*Try it*
Of all the lines in this material, how many have the word "worden"? Give only the number.

─── Input data

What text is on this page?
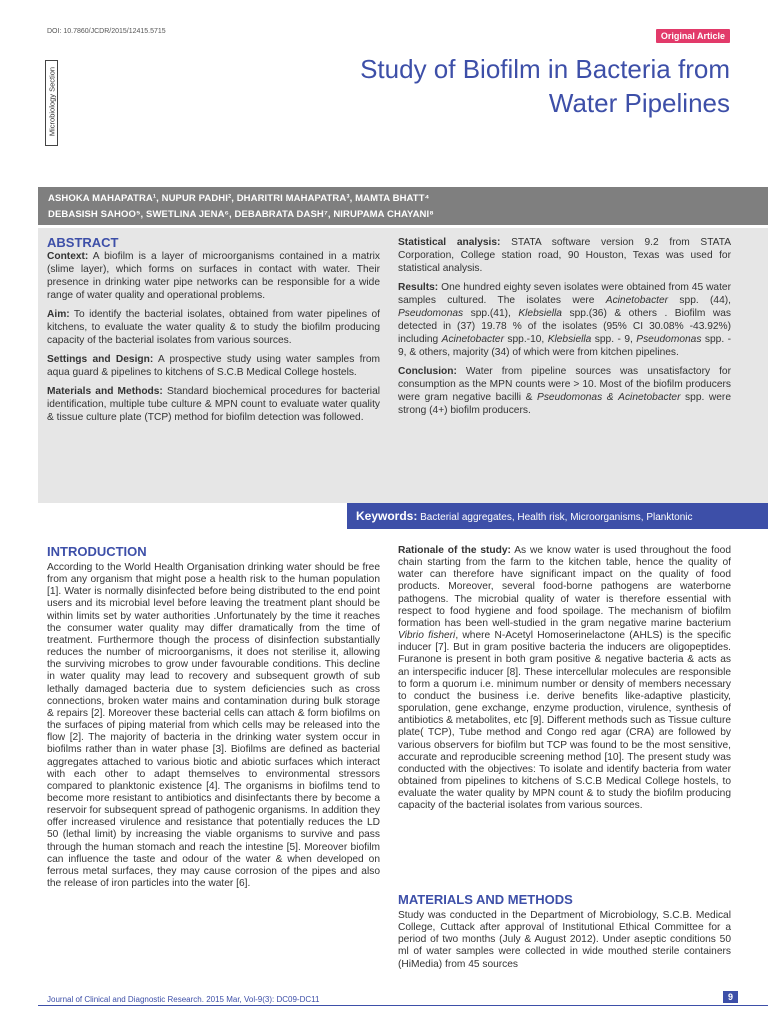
DOI: 10.7860/JCDR/2015/12415.5715	Original Article
Microbiology Section	Study of Biofilm in Bacteria from
Water Pipelines
ASHOKA MAHAPATRA¹, NUPUR PADHI², DHARITRI MAHAPATRA³, MAMTA BHATT⁴
DEBASISH SAHOO⁵, SWETLINA JENA⁶, DEBABRATA DASH⁷, NIRUPAMA CHAYANI⁸
ABSTRACT

Context: A biofilm is a layer of microorganisms contained in a matrix (slime layer), which forms on surfaces in contact with water. Their presence in drinking water pipe networks can be responsible for a wide range of water quality and operational problems.

Aim: To identify the bacterial isolates, obtained from water pipelines of kitchens, to evaluate the water quality & to study the biofilm producing capacity of the bacterial isolates from various sources.

Settings and Design: A prospective study using water samples from aqua guard & pipelines to kitchens of S.C.B Medical College hostels.

Materials and Methods: Standard biochemical procedures for bacterial identification, multiple tube culture & MPN count to evaluate water quality & tissue culture plate (TCP) method for biofilm detection was followed.

Statistical analysis: STATA software version 9.2 from STATA Corporation, College station road, 90 Houston, Texas was used for statistical analysis.

Results: One hundred eighty seven isolates were obtained from 45 water samples cultured. The isolates were Acinetobacter spp. (44), Pseudomonas spp.(41), Klebsiella spp.(36) & others . Biofilm was detected in (37) 19.78 % of the isolates (95% CI 30.08% -43.92%) including Acinetobacter spp.-10, Klebsiella spp. - 9, Pseudomonas spp. - 9, & others, majority (34) of which were from kitchen pipelines.

Conclusion: Water from pipeline sources was unsatisfactory for consumption as the MPN counts were > 10. Most of the biofilm producers were gram negative bacilli & Pseudomonas & Acinetobacter spp. were strong (4+) biofilm producers.

Keywords: Bacterial aggregates, Health risk, Microorganisms, Planktonic
INTRODUCTION

According to the World Health Organisation drinking water should be free from any organism that might pose a health risk to the human population [1]. Water is normally disinfected before being distributed to the end point users and its microbial level before leaving the treatment plant should be within limits set by water authorities .Unfortunately by the time it reaches the consumer water quality may differ dramatically from the time of treatment. Furthermore though the process of disinfection substantially reduces the number of microorganisms, it does not sterilise it, allowing the surviving microbes to grow under favourable conditions. This decline in water quality may lead to recovery and subsequent growth of sub lethally damaged bacteria due to system deficiencies such as cross connections, broken water mains and contamination during bulk storage & repairs [2]. Moreover these bacterial cells can attach & form biofilms on the surfaces of piping material from which cells may be released into the flow [2]. The majority of bacteria in the drinking water system occur in biofilms rather than in water phase [3]. Biofilms are defined as bacterial aggregates attached to various biotic and abiotic surfaces which interact with each other to adapt themselves to environmental stressors compared to planktonic existence [4]. The organisms in biofilms tend to become more resistant to antibiotics and disinfectants there by become a reservoir for subsequent spread of pathogenic organisms. In addition they offer increased virulence and resistance that potentially reduces the LD 50 (lethal limit) by increasing the viable organisms to survive and pass through the human stomach and reach the intestine [5]. Moreover biofilm can influence the taste and odour of the water & when developed on ferrous metal surfaces, they may cause corrosion of the pipes and also the release of iron particles into the water [6].

Rationale of the study: As we know water is used throughout the food chain starting from the farm to the kitchen table, hence the quality of water can therefore have significant impact on the quality of food products. Moreover, several food-borne pathogens are waterborne pathogens. The microbial quality of water is therefore essential with respect to food hygiene and food spoilage. The mechanism of biofilm formation has been well-studied in the gram negative marine bacterium Vibrio fisheri, where N-Acetyl Homoserinelactone (AHLS) is the specific inducer [7]. But in gram positive bacteria the inducers are oligopeptides. Furanone is present in both gram positive & negative bacteria & acts as an interspecific inducer [8]. These intercellular molecules are responsible to form a quorum i.e. minimum number or density of members necessary to conduct the business i.e. derive benefits like-adaptive plasticity, sporulation, gene exchange, enzyme production, virulence, synthesis of antibiotics & metabolites, etc [9]. Different methods such as Tissue culture plate( TCP), Tube method and Congo red agar (CRA) are followed by various observers for biofilm but TCP was found to be the most sensitive, accurate and reproducible screening method [10]. The present study was conducted with the objectives: To isolate and identify bacteria from water obtained from pipelines to kitchens of S.C.B Medical College hostels, to evaluate the water quality by MPN count & to study the biofilm producing capacity of the bacterial isolates from various sources.

MATERIALS AND METHODS

Study was conducted in the Department of Microbiology, S.C.B. Medical College, Cuttack after approval of Institutional Ethical Committee for a period of two months (July & August 2012). Under aseptic conditions 50 ml of water samples were collected in wide mouthed sterile containers (HiMedia) from 45 sources

Journal of Clinical and Diagnostic Research. 2015 Mar, Vol-9(3): DC09-DC11	9
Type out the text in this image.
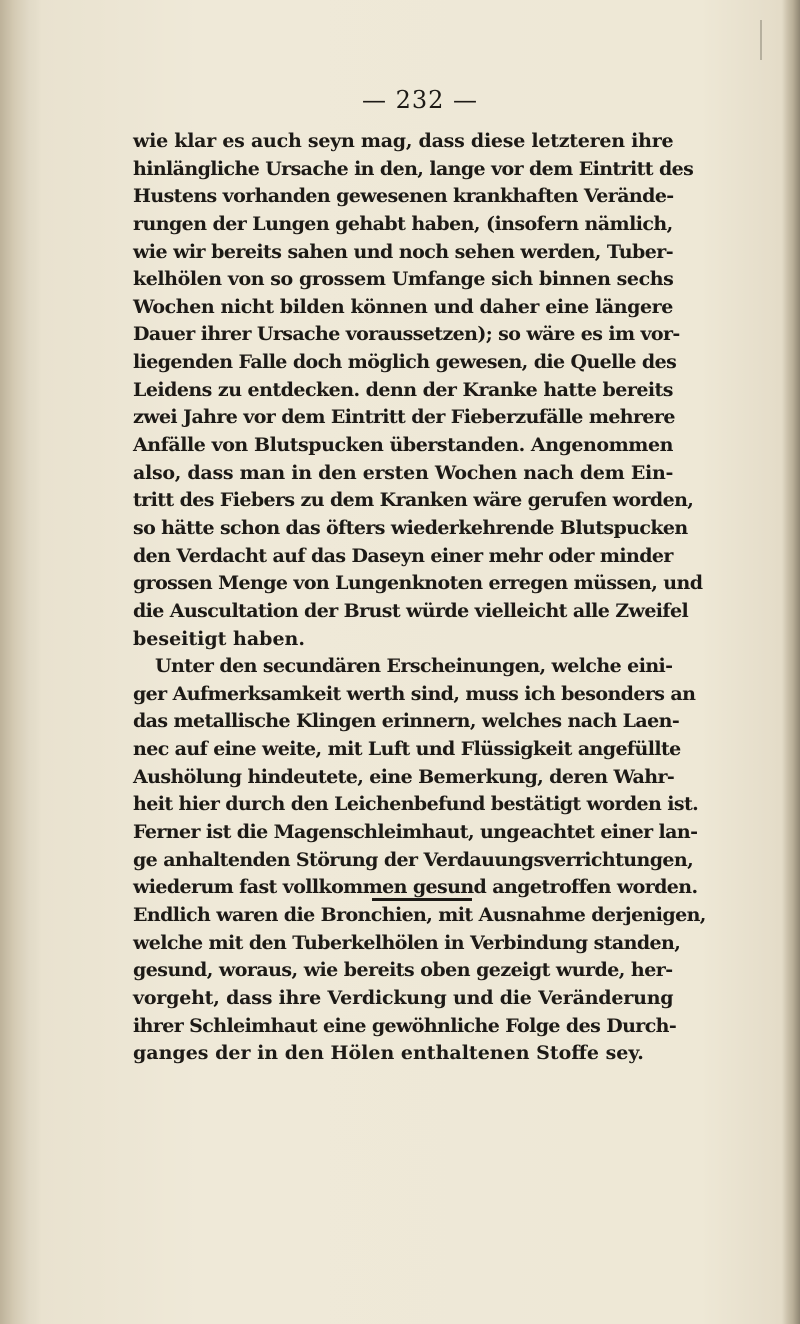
— 232 —
wie klar es auch seyn mag, dass diese letzteren ihre
hinlängliche Ursache in den, lange vor dem Eintritt des
Hustens vorhanden gewesenen krankhaften Verände-
rungen der Lungen gehabt haben, (insofern nämlich,
wie wir bereits sahen und noch sehen werden, Tuber-
kelhölen von so grossem Umfange sich binnen sechs
Wochen nicht bilden können und daher eine längere
Dauer ihrer Ursache voraussetzen); so wäre es im vor-
liegenden Falle doch möglich gewesen, die Quelle des
Leidens zu entdecken. denn der Kranke hatte bereits
zwei Jahre vor dem Eintritt der Fieberzufälle mehrere
Anfälle von Blutspucken überstanden. Angenommen
also, dass man in den ersten Wochen nach dem Ein-
tritt des Fiebers zu dem Kranken wäre gerufen worden,
so hätte schon das öfters wiederkehrende Blutspucken
den Verdacht auf das Daseyn einer mehr oder minder
grossen Menge von Lungenknoten erregen müssen, und
die Auscultation der Brust würde vielleicht alle Zweifel
beseitigt haben.
Unter den secundären Erscheinungen, welche eini-
ger Aufmerksamkeit werth sind, muss ich besonders an
das metallische Klingen erinnern, welches nach Laen-
nec auf eine weite, mit Luft und Flüssigkeit angefüllte
Aushölung hindeutete, eine Bemerkung, deren Wahr-
heit hier durch den Leichenbefund bestätigt worden ist.
Ferner ist die Magenschleimhaut, ungeachtet einer lan-
ge anhaltenden Störung der Verdauungsverrichtungen,
wiederum fast vollkommen gesund angetroffen worden.
Endlich waren die Bronchien, mit Ausnahme derjenigen,
welche mit den Tuberkelhölen in Verbindung standen,
gesund, woraus, wie bereits oben gezeigt wurde, her-
vorgeht, dass ihre Verdickung und die Veränderung
ihrer Schleimhaut eine gewöhnliche Folge des Durch-
ganges der in den Hölen enthaltenen Stoffe sey.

──────

*Reply*
3